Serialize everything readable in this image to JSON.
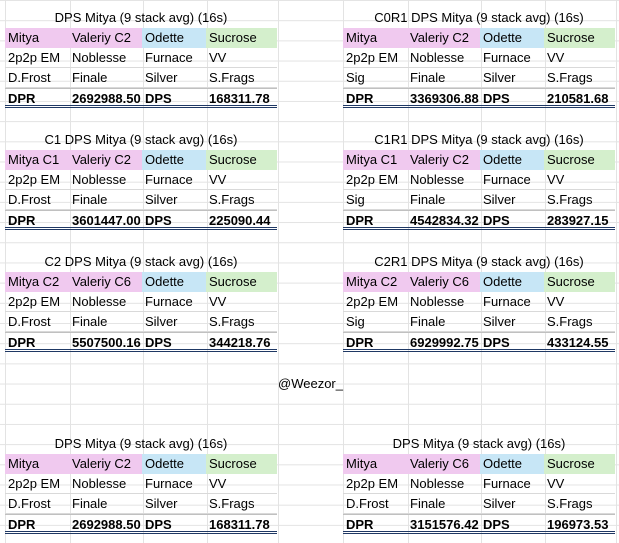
{
  "blocks": [
    {
      "title": "DPS Mitya (9 stack avg) (16s)",
      "h": [
        "Mitya",
        "Valeriy C2",
        "Odette",
        "Sucrose"
      ],
      "r2": [
        "2p2p EM",
        "Noblesse",
        "Furnace",
        "VV"
      ],
      "r3": [
        "D.Frost",
        "Finale",
        "Silver",
        "S.Frags"
      ],
      "dpr": [
        "DPR",
        "2692988.50",
        "DPS",
        "168311.78"
      ]
    },
    {
      "title": "C0R1 DPS Mitya (9 stack avg) (16s)",
      "h": [
        "Mitya",
        "Valeriy C2",
        "Odette",
        "Sucrose"
      ],
      "r2": [
        "2p2p EM",
        "Noblesse",
        "Furnace",
        "VV"
      ],
      "r3": [
        "Sig",
        "Finale",
        "Silver",
        "S.Frags"
      ],
      "dpr": [
        "DPR",
        "3369306.88",
        "DPS",
        "210581.68"
      ]
    },
    {
      "title": "C1 DPS Mitya (9 stack avg) (16s)",
      "h": [
        "Mitya C1",
        "Valeriy C2",
        "Odette",
        "Sucrose"
      ],
      "r2": [
        "2p2p EM",
        "Noblesse",
        "Furnace",
        "VV"
      ],
      "r3": [
        "D.Frost",
        "Finale",
        "Silver",
        "S.Frags"
      ],
      "dpr": [
        "DPR",
        "3601447.00",
        "DPS",
        "225090.44"
      ]
    },
    {
      "title": "C1R1 DPS Mitya (9 stack avg) (16s)",
      "h": [
        "Mitya C1",
        "Valeriy C2",
        "Odette",
        "Sucrose"
      ],
      "r2": [
        "2p2p EM",
        "Noblesse",
        "Furnace",
        "VV"
      ],
      "r3": [
        "Sig",
        "Finale",
        "Silver",
        "S.Frags"
      ],
      "dpr": [
        "DPR",
        "4542834.32",
        "DPS",
        "283927.15"
      ]
    },
    {
      "title": "C2 DPS Mitya (9 stack avg) (16s)",
      "h": [
        "Mitya C2",
        "Valeriy C6",
        "Odette",
        "Sucrose"
      ],
      "r2": [
        "2p2p EM",
        "Noblesse",
        "Furnace",
        "VV"
      ],
      "r3": [
        "D.Frost",
        "Finale",
        "Silver",
        "S.Frags"
      ],
      "dpr": [
        "DPR",
        "5507500.16",
        "DPS",
        "344218.76"
      ]
    },
    {
      "title": "C2R1 DPS Mitya (9 stack avg) (16s)",
      "h": [
        "Mitya C2",
        "Valeriy C6",
        "Odette",
        "Sucrose"
      ],
      "r2": [
        "2p2p EM",
        "Noblesse",
        "Furnace",
        "VV"
      ],
      "r3": [
        "Sig",
        "Finale",
        "Silver",
        "S.Frags"
      ],
      "dpr": [
        "DPR",
        "6929992.75",
        "DPS",
        "433124.55"
      ]
    },
    {
      "title": "DPS Mitya (9 stack avg) (16s)",
      "h": [
        "Mitya",
        "Valeriy C2",
        "Odette",
        "Sucrose"
      ],
      "r2": [
        "2p2p EM",
        "Noblesse",
        "Furnace",
        "VV"
      ],
      "r3": [
        "D.Frost",
        "Finale",
        "Silver",
        "S.Frags"
      ],
      "dpr": [
        "DPR",
        "2692988.50",
        "DPS",
        "168311.78"
      ]
    },
    {
      "title": "DPS Mitya (9 stack avg) (16s)",
      "h": [
        "Mitya",
        "Valeriy C6",
        "Odette",
        "Sucrose"
      ],
      "r2": [
        "2p2p EM",
        "Noblesse",
        "Furnace",
        "VV"
      ],
      "r3": [
        "D.Frost",
        "Finale",
        "Silver",
        "S.Frags"
      ],
      "dpr": [
        "DPR",
        "3151576.42",
        "DPS",
        "196973.53"
      ]
    }
  ],
  "credit": "@Weezor_"
}
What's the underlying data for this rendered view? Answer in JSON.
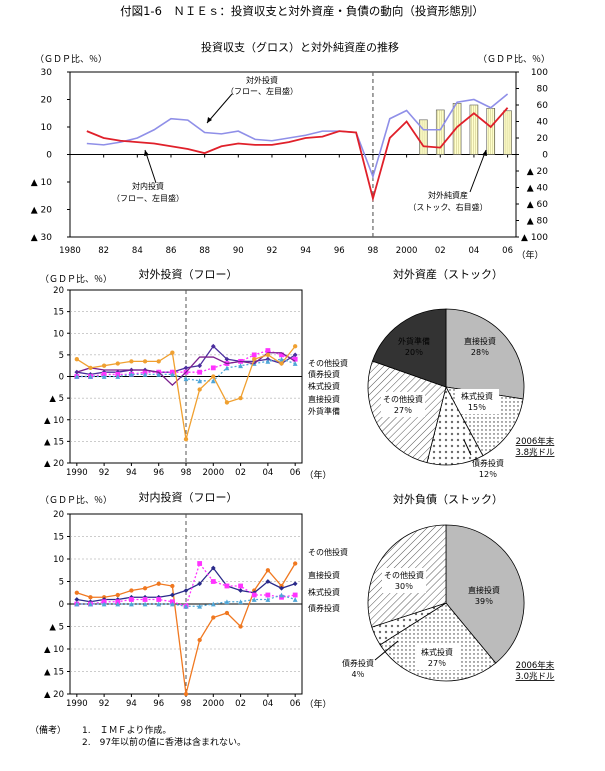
{
  "figure_title": "付図1-6　ＮＩＥｓ：投資収支と対外資産・負債の動向（投資形態別）",
  "notes": {
    "label": "（備考）",
    "items": [
      "1.　ＩＭＦより作成。",
      "2.　97年以前の値に香港は含まれない。"
    ]
  },
  "chart_data": [
    {
      "id": "top",
      "type": "line",
      "title": "投資収支（グロス）と対外純資産の推移",
      "ylabel_left": "（ＧＤＰ比、％）",
      "ylabel_right": "（ＧＤＰ比、％）",
      "xlabel": "（年）",
      "x_tick_labels": [
        "1980",
        "82",
        "84",
        "86",
        "88",
        "90",
        "92",
        "94",
        "96",
        "98",
        "2000",
        "02",
        "04",
        "06"
      ],
      "y_left_ticks": [
        "30",
        "20",
        "10",
        "0",
        "▲ 10",
        "▲ 20",
        "▲ 30"
      ],
      "y_right_ticks": [
        "100",
        "80",
        "60",
        "40",
        "20",
        "0",
        "▲ 20",
        "▲ 40",
        "▲ 60",
        "▲ 80",
        "▲ 100"
      ],
      "ylim_left": [
        -30,
        30
      ],
      "ylim_right": [
        -100,
        100
      ],
      "divider_year": 1998,
      "annotations": [
        {
          "label": "対外投資",
          "sub": "（フロー、左目盛）",
          "points_to": "outward"
        },
        {
          "label": "対内投資",
          "sub": "（フロー、左目盛）",
          "points_to": "inward"
        },
        {
          "label": "対外純資産",
          "sub": "（ストック、右目盛）",
          "points_to": "bars"
        }
      ],
      "series": [
        {
          "key": "outward",
          "color": "#8f8fe8",
          "x": [
            1981,
            1982,
            1983,
            1984,
            1985,
            1986,
            1987,
            1988,
            1989,
            1990,
            1991,
            1992,
            1993,
            1994,
            1995,
            1996,
            1997,
            1998,
            1999,
            2000,
            2001,
            2002,
            2003,
            2004,
            2005,
            2006
          ],
          "y": [
            4,
            3.5,
            4.5,
            6,
            9,
            13,
            12.5,
            8,
            7.5,
            8.5,
            5.5,
            5,
            6,
            7,
            8.5,
            8.5,
            8,
            -8,
            13,
            16,
            9,
            9,
            19,
            20,
            17,
            22
          ]
        },
        {
          "key": "inward",
          "color": "#e0202a",
          "x": [
            1981,
            1982,
            1983,
            1984,
            1985,
            1986,
            1987,
            1988,
            1989,
            1990,
            1991,
            1992,
            1993,
            1994,
            1995,
            1996,
            1997,
            1998,
            1999,
            2000,
            2001,
            2002,
            2003,
            2004,
            2005,
            2006
          ],
          "y": [
            8.5,
            6,
            5,
            4.5,
            4,
            3,
            2,
            0.5,
            3,
            4,
            3.5,
            3.5,
            4.5,
            6,
            6.5,
            8.5,
            8,
            -16,
            6,
            12,
            3,
            2.5,
            10,
            15,
            10,
            17
          ]
        },
        {
          "key": "bars",
          "kind": "bar",
          "axis": "right",
          "color": "#ffffcc",
          "x": [
            2001,
            2002,
            2003,
            2004,
            2005,
            2006
          ],
          "y": [
            42,
            54,
            62,
            60,
            56,
            53
          ]
        }
      ]
    },
    {
      "id": "mid_left",
      "type": "line",
      "title": "対外投資（フロー）",
      "ylabel": "（ＧＤＰ比、％）",
      "xlabel": "（年）",
      "x_tick_labels": [
        "1990",
        "92",
        "94",
        "96",
        "98",
        "2000",
        "02",
        "04",
        "06"
      ],
      "y_ticks": [
        "20",
        "15",
        "10",
        "5",
        "0",
        "▲ 5",
        "▲ 10",
        "▲ 15",
        "▲ 20"
      ],
      "ylim": [
        -20,
        20
      ],
      "divider_year": 1998,
      "legend_right": [
        "その他投資",
        "債券投資",
        "株式投資",
        "直接投資",
        "外貨準備"
      ],
      "series": [
        {
          "name": "その他投資",
          "color": "#4b2e9e",
          "marker": "diamond",
          "x": [
            1990,
            1991,
            1992,
            1993,
            1994,
            1995,
            1996,
            1997,
            1998,
            1999,
            2000,
            2001,
            2002,
            2003,
            2004,
            2005,
            2006
          ],
          "y": [
            1,
            0.5,
            1,
            1,
            1.5,
            1.5,
            1,
            1,
            2,
            2.5,
            7,
            4,
            3.5,
            3.5,
            4,
            3,
            5
          ]
        },
        {
          "name": "債券投資",
          "color": "#ff33ff",
          "marker": "square",
          "x": [
            1990,
            1991,
            1992,
            1993,
            1994,
            1995,
            1996,
            1997,
            1998,
            1999,
            2000,
            2001,
            2002,
            2003,
            2004,
            2005,
            2006
          ],
          "y": [
            0,
            0,
            0.5,
            0.5,
            0.5,
            1,
            1,
            1,
            1,
            1,
            2,
            3,
            3.5,
            5,
            6,
            5,
            4
          ]
        },
        {
          "name": "株式投資",
          "color": "#4fa6d8",
          "marker": "triangle",
          "x": [
            1990,
            1991,
            1992,
            1993,
            1994,
            1995,
            1996,
            1997,
            1998,
            1999,
            2000,
            2001,
            2002,
            2003,
            2004,
            2005,
            2006
          ],
          "y": [
            0,
            0,
            0,
            0,
            0.5,
            0.5,
            0.5,
            0.5,
            -0.5,
            -1,
            -1,
            2,
            2.5,
            3,
            3.5,
            4,
            3
          ]
        },
        {
          "name": "直接投資",
          "color": "#7a1f8e",
          "marker": "none",
          "x": [
            1990,
            1991,
            1992,
            1993,
            1994,
            1995,
            1996,
            1997,
            1998,
            1999,
            2000,
            2001,
            2002,
            2003,
            2004,
            2005,
            2006
          ],
          "y": [
            1,
            2,
            1.5,
            1.5,
            1.5,
            1.5,
            1,
            -2,
            1,
            4.5,
            4.5,
            3,
            3.5,
            3,
            5.5,
            5.5,
            3.5
          ]
        },
        {
          "name": "外貨準備",
          "color": "#f0a030",
          "marker": "circle",
          "x": [
            1990,
            1991,
            1992,
            1993,
            1994,
            1995,
            1996,
            1997,
            1998,
            1999,
            2000,
            2001,
            2002,
            2003,
            2004,
            2005,
            2006
          ],
          "y": [
            4,
            2,
            2.5,
            3,
            3.5,
            3.5,
            3.5,
            5.5,
            -14.5,
            -3,
            0,
            -6,
            -5,
            4,
            5,
            3,
            7
          ]
        }
      ]
    },
    {
      "id": "mid_right",
      "type": "pie",
      "title": "対外資産（ストック）",
      "note_lines": [
        "2006年末",
        "3.8兆ドル"
      ],
      "slices": [
        {
          "label": "直接投資",
          "value": 28,
          "pct_label": "28％",
          "fill": "#bbbbbb"
        },
        {
          "label": "株式投資",
          "value": 15,
          "pct_label": "15％",
          "fill": "dots"
        },
        {
          "label": "債券投資",
          "value": 12,
          "pct_label": "12％",
          "fill": "crosses"
        },
        {
          "label": "その他投資",
          "value": 27,
          "pct_label": "27％",
          "fill": "hatch"
        },
        {
          "label": "外貨準備",
          "value": 20,
          "pct_label": "20％",
          "fill": "#333333"
        }
      ]
    },
    {
      "id": "bot_left",
      "type": "line",
      "title": "対内投資（フロー）",
      "ylabel": "（ＧＤＰ比、％）",
      "xlabel": "（年）",
      "x_tick_labels": [
        "1990",
        "92",
        "94",
        "96",
        "98",
        "2000",
        "02",
        "04",
        "06"
      ],
      "y_ticks": [
        "20",
        "15",
        "10",
        "5",
        "0",
        "▲ 5",
        "▲ 10",
        "▲ 15",
        "▲ 20"
      ],
      "ylim": [
        -20,
        20
      ],
      "divider_year": 1998,
      "legend_right": [
        "その他投資",
        "直接投資",
        "株式投資",
        "債券投資"
      ],
      "series": [
        {
          "name": "その他投資",
          "color": "#f07820",
          "marker": "circle",
          "x": [
            1990,
            1991,
            1992,
            1993,
            1994,
            1995,
            1996,
            1997,
            1998,
            1999,
            2000,
            2001,
            2002,
            2003,
            2004,
            2005,
            2006
          ],
          "y": [
            2.5,
            1.5,
            1.5,
            2,
            3,
            3.5,
            4.5,
            4,
            -20,
            -8,
            -3,
            -2,
            -5,
            3,
            7.5,
            4,
            9
          ]
        },
        {
          "name": "直接投資",
          "color": "#2a2a8a",
          "marker": "diamond",
          "x": [
            1990,
            1991,
            1992,
            1993,
            1994,
            1995,
            1996,
            1997,
            1998,
            1999,
            2000,
            2001,
            2002,
            2003,
            2004,
            2005,
            2006
          ],
          "y": [
            1,
            0.5,
            1,
            1,
            1.5,
            1.5,
            1.5,
            2,
            3,
            4.5,
            8,
            4,
            3,
            2.5,
            5,
            3.5,
            4.5
          ]
        },
        {
          "name": "株式投資",
          "color": "#ff33ff",
          "marker": "square",
          "x": [
            1990,
            1991,
            1992,
            1993,
            1994,
            1995,
            1996,
            1997,
            1998,
            1999,
            2000,
            2001,
            2002,
            2003,
            2004,
            2005,
            2006
          ],
          "y": [
            0,
            0,
            0.5,
            0.5,
            1,
            1,
            1,
            0.5,
            -0.5,
            9,
            5,
            4,
            4,
            2,
            2,
            1.5,
            2
          ]
        },
        {
          "name": "債券投資",
          "color": "#4fa6d8",
          "marker": "triangle",
          "x": [
            1990,
            1991,
            1992,
            1993,
            1994,
            1995,
            1996,
            1997,
            1998,
            1999,
            2000,
            2001,
            2002,
            2003,
            2004,
            2005,
            2006
          ],
          "y": [
            0,
            0,
            0,
            0,
            0,
            0,
            0,
            0,
            -0.5,
            -0.5,
            0,
            0.5,
            0.5,
            1,
            1,
            2,
            1
          ]
        }
      ]
    },
    {
      "id": "bot_right",
      "type": "pie",
      "title": "対外負債（ストック）",
      "note_lines": [
        "2006年末",
        "3.0兆ドル"
      ],
      "slices": [
        {
          "label": "直接投資",
          "value": 39,
          "pct_label": "39％",
          "fill": "#bbbbbb"
        },
        {
          "label": "株式投資",
          "value": 27,
          "pct_label": "27％",
          "fill": "dots"
        },
        {
          "label": "債券投資",
          "value": 4,
          "pct_label": "4％",
          "fill": "crosses"
        },
        {
          "label": "その他投資",
          "value": 30,
          "pct_label": "30％",
          "fill": "hatch"
        }
      ]
    }
  ]
}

- _Instructions for the task_
Search the data for the string "color". List each line that has it.

- _Exercise output_
          "color": "#8f8fe8",
          "color": "#e0202a",
          "color": "#ffffcc",
          "color": "#4b2e9e",
          "color": "#ff33ff",
          "color": "#4fa6d8",
          "color": "#7a1f8e",
          "color": "#f0a030",
          "color": "#f07820",
          "color": "#2a2a8a",
          "color": "#ff33ff",
          "color": "#4fa6d8",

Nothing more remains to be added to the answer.